— WORK INSTRUCTION —
Reply with one number, the count of lines below that contain the string "Tofu".

Entries from a page text collection:
########
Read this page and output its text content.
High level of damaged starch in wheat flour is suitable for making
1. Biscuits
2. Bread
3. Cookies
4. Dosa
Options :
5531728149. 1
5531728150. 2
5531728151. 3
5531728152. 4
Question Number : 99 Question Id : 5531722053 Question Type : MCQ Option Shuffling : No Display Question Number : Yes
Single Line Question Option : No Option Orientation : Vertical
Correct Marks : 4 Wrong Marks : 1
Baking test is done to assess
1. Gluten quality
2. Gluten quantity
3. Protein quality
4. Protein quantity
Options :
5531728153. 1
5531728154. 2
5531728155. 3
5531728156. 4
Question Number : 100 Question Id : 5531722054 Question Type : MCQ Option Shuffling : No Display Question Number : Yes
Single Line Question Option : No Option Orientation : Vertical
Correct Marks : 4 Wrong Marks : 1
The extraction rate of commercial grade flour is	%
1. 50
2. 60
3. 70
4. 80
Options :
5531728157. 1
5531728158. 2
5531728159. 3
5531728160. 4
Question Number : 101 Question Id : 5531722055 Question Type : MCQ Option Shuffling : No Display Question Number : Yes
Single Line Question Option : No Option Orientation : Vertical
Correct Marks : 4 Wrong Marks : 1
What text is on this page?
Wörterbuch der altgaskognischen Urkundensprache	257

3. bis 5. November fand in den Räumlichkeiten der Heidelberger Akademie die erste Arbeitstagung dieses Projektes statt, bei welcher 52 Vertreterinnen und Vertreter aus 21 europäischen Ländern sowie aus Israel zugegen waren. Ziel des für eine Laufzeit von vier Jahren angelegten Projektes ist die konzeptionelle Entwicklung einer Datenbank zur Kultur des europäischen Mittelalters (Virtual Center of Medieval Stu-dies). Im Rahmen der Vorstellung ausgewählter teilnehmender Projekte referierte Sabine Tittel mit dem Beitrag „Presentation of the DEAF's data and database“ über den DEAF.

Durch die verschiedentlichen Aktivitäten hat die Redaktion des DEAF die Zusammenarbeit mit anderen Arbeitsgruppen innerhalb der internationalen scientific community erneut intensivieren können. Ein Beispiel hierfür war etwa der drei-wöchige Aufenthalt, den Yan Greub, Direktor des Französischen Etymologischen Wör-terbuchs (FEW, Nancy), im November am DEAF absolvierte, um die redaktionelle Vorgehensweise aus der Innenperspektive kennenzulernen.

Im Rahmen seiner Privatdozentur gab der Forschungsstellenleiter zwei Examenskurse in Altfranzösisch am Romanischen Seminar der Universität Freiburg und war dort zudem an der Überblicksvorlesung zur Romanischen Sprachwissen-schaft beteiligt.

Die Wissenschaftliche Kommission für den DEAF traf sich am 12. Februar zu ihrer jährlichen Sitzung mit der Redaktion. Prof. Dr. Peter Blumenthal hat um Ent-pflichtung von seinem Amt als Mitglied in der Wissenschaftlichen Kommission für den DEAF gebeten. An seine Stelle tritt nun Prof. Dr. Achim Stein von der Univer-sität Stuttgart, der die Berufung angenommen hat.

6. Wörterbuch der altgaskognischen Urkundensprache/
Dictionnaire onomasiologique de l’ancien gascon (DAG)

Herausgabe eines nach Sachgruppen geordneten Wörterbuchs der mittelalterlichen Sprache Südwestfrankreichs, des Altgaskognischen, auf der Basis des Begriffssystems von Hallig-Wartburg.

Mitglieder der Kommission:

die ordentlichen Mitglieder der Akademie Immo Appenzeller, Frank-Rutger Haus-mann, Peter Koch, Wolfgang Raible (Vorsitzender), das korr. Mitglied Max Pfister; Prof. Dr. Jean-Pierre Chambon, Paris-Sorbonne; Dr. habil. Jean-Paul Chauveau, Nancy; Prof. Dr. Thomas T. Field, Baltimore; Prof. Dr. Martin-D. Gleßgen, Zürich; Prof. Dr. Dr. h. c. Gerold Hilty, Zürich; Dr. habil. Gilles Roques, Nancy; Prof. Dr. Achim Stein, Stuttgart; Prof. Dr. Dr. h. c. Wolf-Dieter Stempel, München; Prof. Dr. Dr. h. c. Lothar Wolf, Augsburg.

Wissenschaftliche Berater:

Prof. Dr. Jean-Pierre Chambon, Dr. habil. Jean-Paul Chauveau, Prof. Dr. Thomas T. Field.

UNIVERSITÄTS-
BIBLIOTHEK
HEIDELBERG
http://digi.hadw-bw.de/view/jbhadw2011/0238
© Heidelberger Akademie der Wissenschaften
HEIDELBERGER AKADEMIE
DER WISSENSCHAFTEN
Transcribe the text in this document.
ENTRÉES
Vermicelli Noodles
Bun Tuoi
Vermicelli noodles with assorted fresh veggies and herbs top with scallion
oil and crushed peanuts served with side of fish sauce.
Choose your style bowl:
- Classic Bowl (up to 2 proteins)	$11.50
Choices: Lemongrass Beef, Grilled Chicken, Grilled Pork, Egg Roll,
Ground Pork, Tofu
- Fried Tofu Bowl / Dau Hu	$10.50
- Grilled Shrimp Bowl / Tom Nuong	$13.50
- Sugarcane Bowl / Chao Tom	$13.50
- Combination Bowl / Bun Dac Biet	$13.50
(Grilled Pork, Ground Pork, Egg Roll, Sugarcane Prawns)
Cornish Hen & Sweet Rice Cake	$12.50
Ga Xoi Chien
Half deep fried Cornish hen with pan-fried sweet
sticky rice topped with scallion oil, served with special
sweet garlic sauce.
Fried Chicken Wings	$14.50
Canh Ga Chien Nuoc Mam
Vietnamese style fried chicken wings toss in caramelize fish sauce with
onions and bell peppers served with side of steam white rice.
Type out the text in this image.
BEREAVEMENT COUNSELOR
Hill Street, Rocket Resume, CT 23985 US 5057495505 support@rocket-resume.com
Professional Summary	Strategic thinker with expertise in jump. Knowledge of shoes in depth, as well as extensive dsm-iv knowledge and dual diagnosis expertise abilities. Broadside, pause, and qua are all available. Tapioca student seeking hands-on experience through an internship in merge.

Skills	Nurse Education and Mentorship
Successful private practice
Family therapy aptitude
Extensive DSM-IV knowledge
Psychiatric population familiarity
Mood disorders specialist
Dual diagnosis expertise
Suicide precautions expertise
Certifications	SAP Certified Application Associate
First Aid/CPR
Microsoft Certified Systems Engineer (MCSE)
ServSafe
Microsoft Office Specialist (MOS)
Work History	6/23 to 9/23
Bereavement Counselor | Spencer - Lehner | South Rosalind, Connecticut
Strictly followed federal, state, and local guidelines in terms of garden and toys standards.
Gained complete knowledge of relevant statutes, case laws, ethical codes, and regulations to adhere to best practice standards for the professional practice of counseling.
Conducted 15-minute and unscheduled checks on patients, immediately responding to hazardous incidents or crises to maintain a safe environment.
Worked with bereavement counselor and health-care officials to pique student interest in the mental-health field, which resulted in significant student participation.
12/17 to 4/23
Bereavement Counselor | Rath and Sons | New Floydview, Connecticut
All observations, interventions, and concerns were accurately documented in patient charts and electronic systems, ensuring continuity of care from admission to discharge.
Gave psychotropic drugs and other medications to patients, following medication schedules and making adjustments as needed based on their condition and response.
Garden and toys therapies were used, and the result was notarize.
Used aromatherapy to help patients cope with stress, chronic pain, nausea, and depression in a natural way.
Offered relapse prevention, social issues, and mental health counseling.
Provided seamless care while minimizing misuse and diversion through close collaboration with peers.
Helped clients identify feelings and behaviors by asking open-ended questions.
########
— FINISHED TASK —
2